- **EXERCISE DETAILS**
In the forum thread below about arriving late to Mass, what point in the Mass does one poster's spiritual director say you must reach to avoid being late?

- **ARTICLE**

▼▼▼

Should I go to another mass?


#1

Considering that I may’ve been wrongly late (but by only a 3-5 min), should I go to another mass?


#2

As a general rule, if you are there in time for the reading of the gospel, you may recieve communion and going to another mass is not needed.


#3

For your information being able to receive Communion has nothing to do with when you arrive at Mass.
If you are in a state of grace and fasted for at least one hour you could arrive at Mass and walk straight into the Communion line to receive.


#4

What do you mean by “wrongly late”? Were you careless or did you deliberately plan to arrive after the greeting and Confetior? If the latter, then you might have something to deal with. However, I doubt you could resolve it in time for another Mass on the same day.


#5

more like careless.


#6

If you were there in time for the Gospel reading, then you should not have to attend another Mass. You should not leave before Communion.


#7

My Opus Dei spiritual director said that you are not late if you made it before the Apostles Creed. :)


#8

Interesting, I was told that the one should intend to be at the whole mass though…

And yet, if it was a sin to not attend the whole mass, then why the pre-Vatican II rules that one would not be vicious to not come early or even at the beginning?


#9

The Church states you must participate (attend) in the Mass but there are no documents to state that you must arrive by a certain time. Even pre-Vatican II there were no such documents.

▲▲▲

- **DATA EXTRACT**
▼▼▼

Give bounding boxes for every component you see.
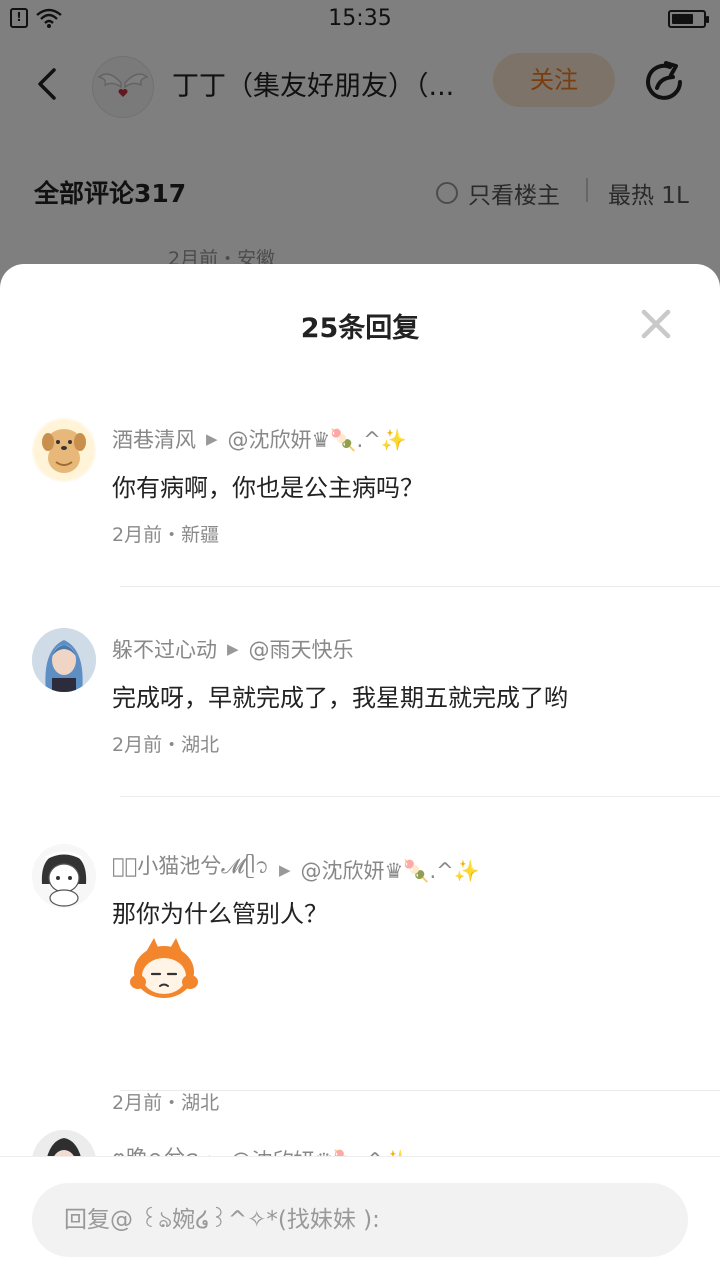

▲▲▲

- **ANSWER FOR THE TASK**
Before the Apostles Creed.